[Requirements]: Repeat the records word for word, excluding any picture.

[Given data]:
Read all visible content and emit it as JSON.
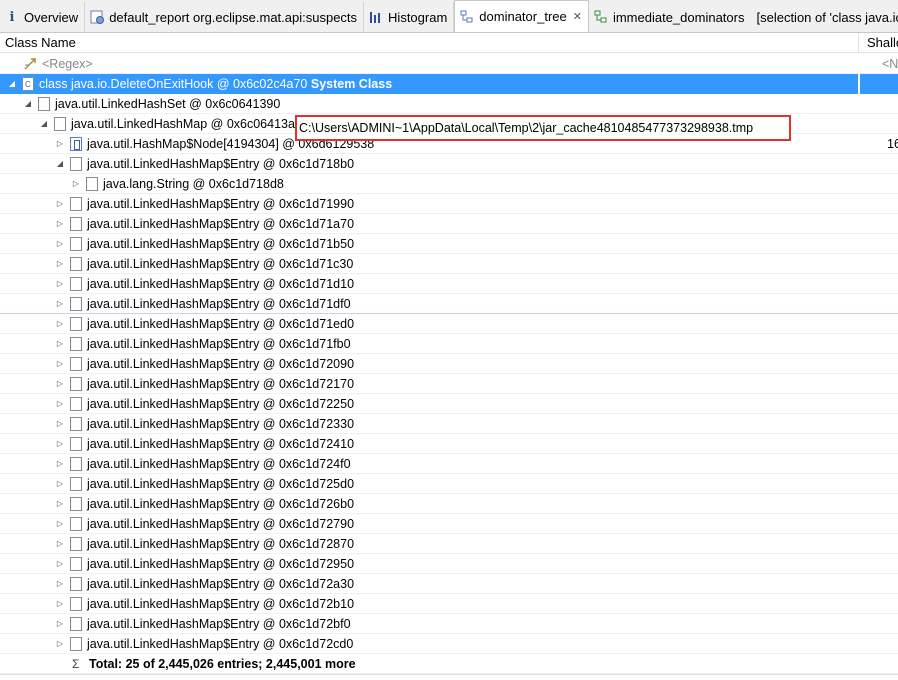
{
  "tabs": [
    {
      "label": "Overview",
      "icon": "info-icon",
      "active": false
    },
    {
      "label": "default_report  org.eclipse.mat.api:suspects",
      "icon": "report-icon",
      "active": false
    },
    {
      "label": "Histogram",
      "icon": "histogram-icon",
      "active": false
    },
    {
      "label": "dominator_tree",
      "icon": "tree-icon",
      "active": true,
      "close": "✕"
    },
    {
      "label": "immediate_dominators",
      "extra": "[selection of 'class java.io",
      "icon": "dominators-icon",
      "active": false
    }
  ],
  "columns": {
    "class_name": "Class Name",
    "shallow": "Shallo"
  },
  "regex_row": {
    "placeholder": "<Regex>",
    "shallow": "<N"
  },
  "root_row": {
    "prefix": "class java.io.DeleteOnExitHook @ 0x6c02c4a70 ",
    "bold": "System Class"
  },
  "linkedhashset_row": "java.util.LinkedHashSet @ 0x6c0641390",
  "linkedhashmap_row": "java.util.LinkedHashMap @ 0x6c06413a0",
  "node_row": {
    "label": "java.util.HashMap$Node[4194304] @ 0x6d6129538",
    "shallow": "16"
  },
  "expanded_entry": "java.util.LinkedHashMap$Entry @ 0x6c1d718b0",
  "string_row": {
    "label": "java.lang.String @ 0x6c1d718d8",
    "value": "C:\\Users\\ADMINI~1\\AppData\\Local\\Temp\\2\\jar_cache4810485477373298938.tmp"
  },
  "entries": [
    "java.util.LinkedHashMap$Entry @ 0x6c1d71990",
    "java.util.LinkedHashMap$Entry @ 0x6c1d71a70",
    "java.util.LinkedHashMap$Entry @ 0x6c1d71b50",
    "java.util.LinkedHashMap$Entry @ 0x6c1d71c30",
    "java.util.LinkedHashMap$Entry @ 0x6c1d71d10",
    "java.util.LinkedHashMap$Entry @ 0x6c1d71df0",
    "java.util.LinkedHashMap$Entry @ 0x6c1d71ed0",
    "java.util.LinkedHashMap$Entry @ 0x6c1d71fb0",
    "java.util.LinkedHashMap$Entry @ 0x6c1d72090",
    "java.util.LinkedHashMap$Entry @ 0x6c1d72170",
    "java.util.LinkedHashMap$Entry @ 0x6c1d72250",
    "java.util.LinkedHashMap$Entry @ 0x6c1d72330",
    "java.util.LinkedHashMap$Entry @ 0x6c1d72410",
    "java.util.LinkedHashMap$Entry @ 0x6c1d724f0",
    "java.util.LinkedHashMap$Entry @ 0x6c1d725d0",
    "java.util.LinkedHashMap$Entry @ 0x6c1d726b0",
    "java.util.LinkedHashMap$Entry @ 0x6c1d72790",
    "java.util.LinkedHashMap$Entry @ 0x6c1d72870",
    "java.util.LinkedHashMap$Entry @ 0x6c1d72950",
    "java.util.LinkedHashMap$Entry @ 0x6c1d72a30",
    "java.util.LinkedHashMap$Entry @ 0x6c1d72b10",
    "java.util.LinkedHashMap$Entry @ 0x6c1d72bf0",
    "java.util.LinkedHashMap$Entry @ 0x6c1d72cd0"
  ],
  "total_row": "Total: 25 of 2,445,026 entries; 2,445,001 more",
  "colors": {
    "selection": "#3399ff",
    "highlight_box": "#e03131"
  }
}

[Final answer]:
Read all visible content and emit it as JSON.
{
  "tabs": [
    {
      "label": "Overview",
      "icon": "info-icon",
      "active": false
    },
    {
      "label": "default_report  org.eclipse.mat.api:suspects",
      "icon": "report-icon",
      "active": false
    },
    {
      "label": "Histogram",
      "icon": "histogram-icon",
      "active": false
    },
    {
      "label": "dominator_tree",
      "icon": "tree-icon",
      "active": true,
      "close": "✕"
    },
    {
      "label": "immediate_dominators",
      "extra": "[selection of 'class java.io",
      "icon": "dominators-icon",
      "active": false
    }
  ],
  "columns": {
    "class_name": "Class Name",
    "shallow": "Shallo"
  },
  "regex_row": {
    "placeholder": "<Regex>",
    "shallow": "<N"
  },
  "root_row": {
    "prefix": "class java.io.DeleteOnExitHook @ 0x6c02c4a70 ",
    "bold": "System Class"
  },
  "linkedhashset_row": "java.util.LinkedHashSet @ 0x6c0641390",
  "linkedhashmap_row": "java.util.LinkedHashMap @ 0x6c06413a0",
  "node_row": {
    "label": "java.util.HashMap$Node[4194304] @ 0x6d6129538",
    "shallow": "16"
  },
  "expanded_entry": "java.util.LinkedHashMap$Entry @ 0x6c1d718b0",
  "string_row": {
    "label": "java.lang.String @ 0x6c1d718d8",
    "value": "C:\\Users\\ADMINI~1\\AppData\\Local\\Temp\\2\\jar_cache4810485477373298938.tmp"
  },
  "entries": [
    "java.util.LinkedHashMap$Entry @ 0x6c1d71990",
    "java.util.LinkedHashMap$Entry @ 0x6c1d71a70",
    "java.util.LinkedHashMap$Entry @ 0x6c1d71b50",
    "java.util.LinkedHashMap$Entry @ 0x6c1d71c30",
    "java.util.LinkedHashMap$Entry @ 0x6c1d71d10",
    "java.util.LinkedHashMap$Entry @ 0x6c1d71df0",
    "java.util.LinkedHashMap$Entry @ 0x6c1d71ed0",
    "java.util.LinkedHashMap$Entry @ 0x6c1d71fb0",
    "java.util.LinkedHashMap$Entry @ 0x6c1d72090",
    "java.util.LinkedHashMap$Entry @ 0x6c1d72170",
    "java.util.LinkedHashMap$Entry @ 0x6c1d72250",
    "java.util.LinkedHashMap$Entry @ 0x6c1d72330",
    "java.util.LinkedHashMap$Entry @ 0x6c1d72410",
    "java.util.LinkedHashMap$Entry @ 0x6c1d724f0",
    "java.util.LinkedHashMap$Entry @ 0x6c1d725d0",
    "java.util.LinkedHashMap$Entry @ 0x6c1d726b0",
    "java.util.LinkedHashMap$Entry @ 0x6c1d72790",
    "java.util.LinkedHashMap$Entry @ 0x6c1d72870",
    "java.util.LinkedHashMap$Entry @ 0x6c1d72950",
    "java.util.LinkedHashMap$Entry @ 0x6c1d72a30",
    "java.util.LinkedHashMap$Entry @ 0x6c1d72b10",
    "java.util.LinkedHashMap$Entry @ 0x6c1d72bf0",
    "java.util.LinkedHashMap$Entry @ 0x6c1d72cd0"
  ],
  "total_row": "Total: 25 of 2,445,026 entries; 2,445,001 more",
  "colors": {
    "selection": "#3399ff",
    "highlight_box": "#e03131"
  }
}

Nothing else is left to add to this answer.